Data records:
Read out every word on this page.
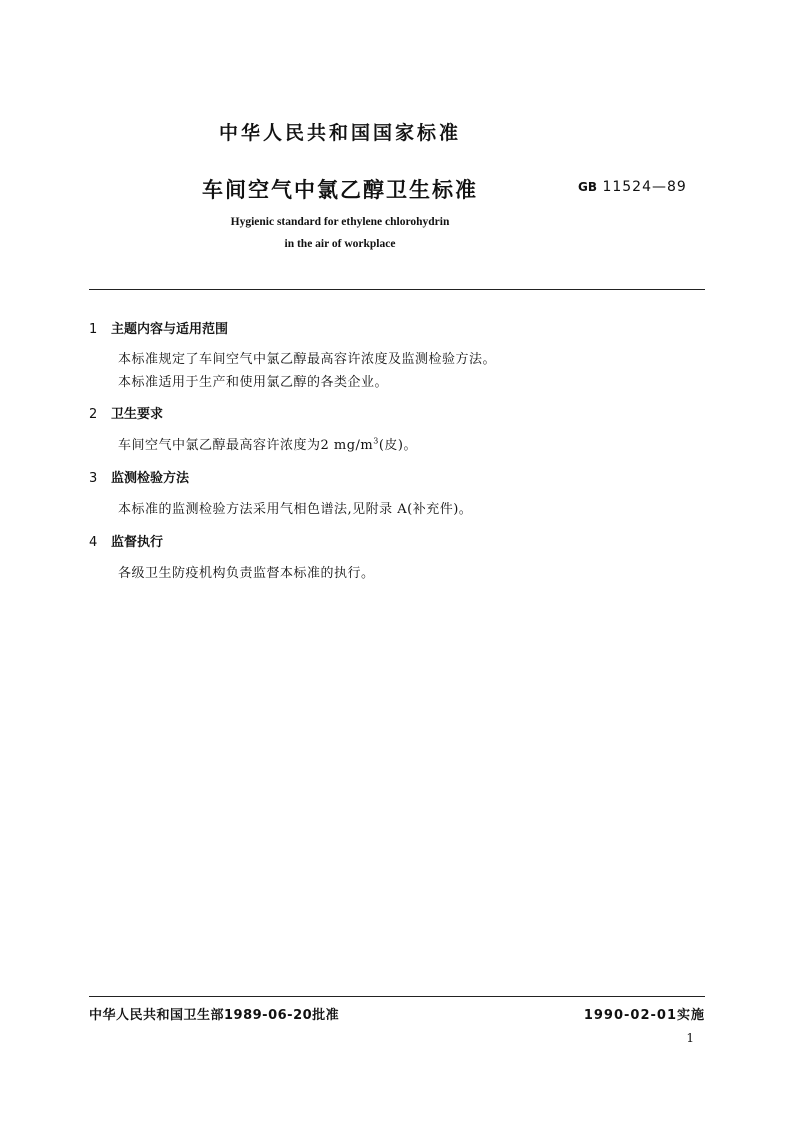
中华人民共和国国家标准
车间空气中氯乙醇卫生标准	GB 11524—89
Hygienic standard for ethylene chlorohydrin
in the air of workplace
1 主题内容与适用范围
本标准规定了车间空气中氯乙醇最高容许浓度及监测检验方法。
本标准适用于生产和使用氯乙醇的各类企业。
2 卫生要求
车间空气中氯乙醇最高容许浓度为2 $mg/m^3$(皮)。
3 监测检验方法
本标准的监测检验方法采用气相色谱法,见附录 A(补充件)。
4 监督执行
各级卫生防疫机构负责监督本标准的执行。
中华人民共和国卫生部1989-06-20批准	1990-02-01实施
1
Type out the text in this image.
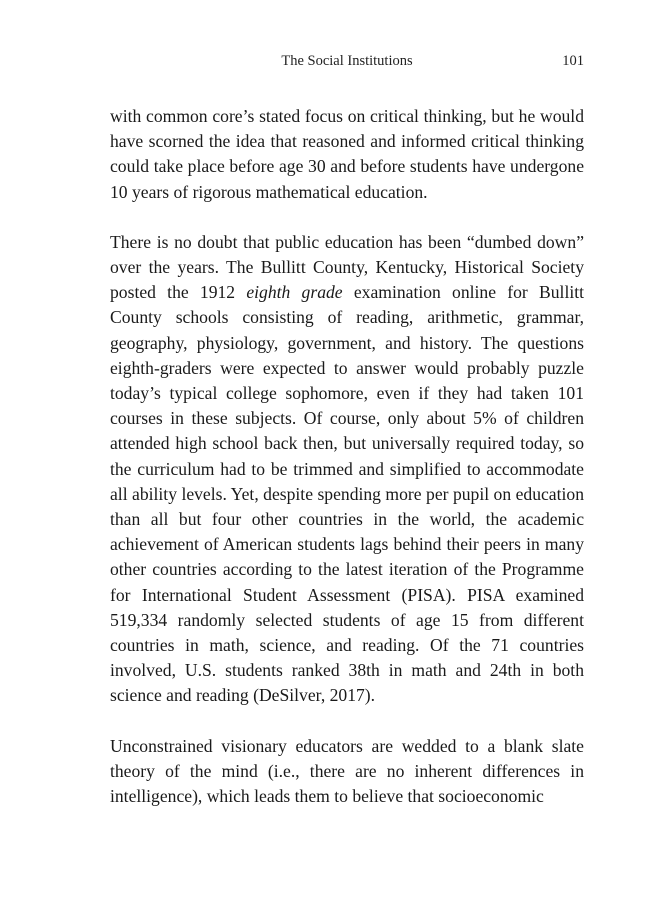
The Social Institutions	101

with common core’s stated focus on critical thinking, but he would have scorned the idea that reasoned and informed critical thinking could take place before age 30 and before students have undergone 10 years of rigorous mathematical education.

There is no doubt that public education has been “dumbed down” over the years. The Bullitt County, Kentucky, Historical Society posted the 1912 eighth grade examination online for Bullitt County schools consisting of reading, arithmetic, grammar, geography, physiology, government, and history. The questions eighth-graders were expected to answer would probably puzzle today’s typical college sophomore, even if they had taken 101 courses in these subjects. Of course, only about 5% of children attended high school back then, but universally required today, so the curriculum had to be trimmed and simplified to accommodate all ability levels. Yet, despite spending more per pupil on education than all but four other countries in the world, the academic achievement of American students lags behind their peers in many other countries according to the latest iteration of the Programme for International Student Assessment (PISA). PISA examined 519,334 randomly selected students of age 15 from different countries in math, science, and reading. Of the 71 countries involved, U.S. students ranked 38th in math and 24th in both science and reading (DeSilver, 2017).

Unconstrained visionary educators are wedded to a blank slate theory of the mind (i.e., there are no inherent differences in intelligence), which leads them to believe that socioeconomic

Objective: Using the data above, copy each line that contains "this".

The completed task:
Read out every word on this page.
Type out the text in this image.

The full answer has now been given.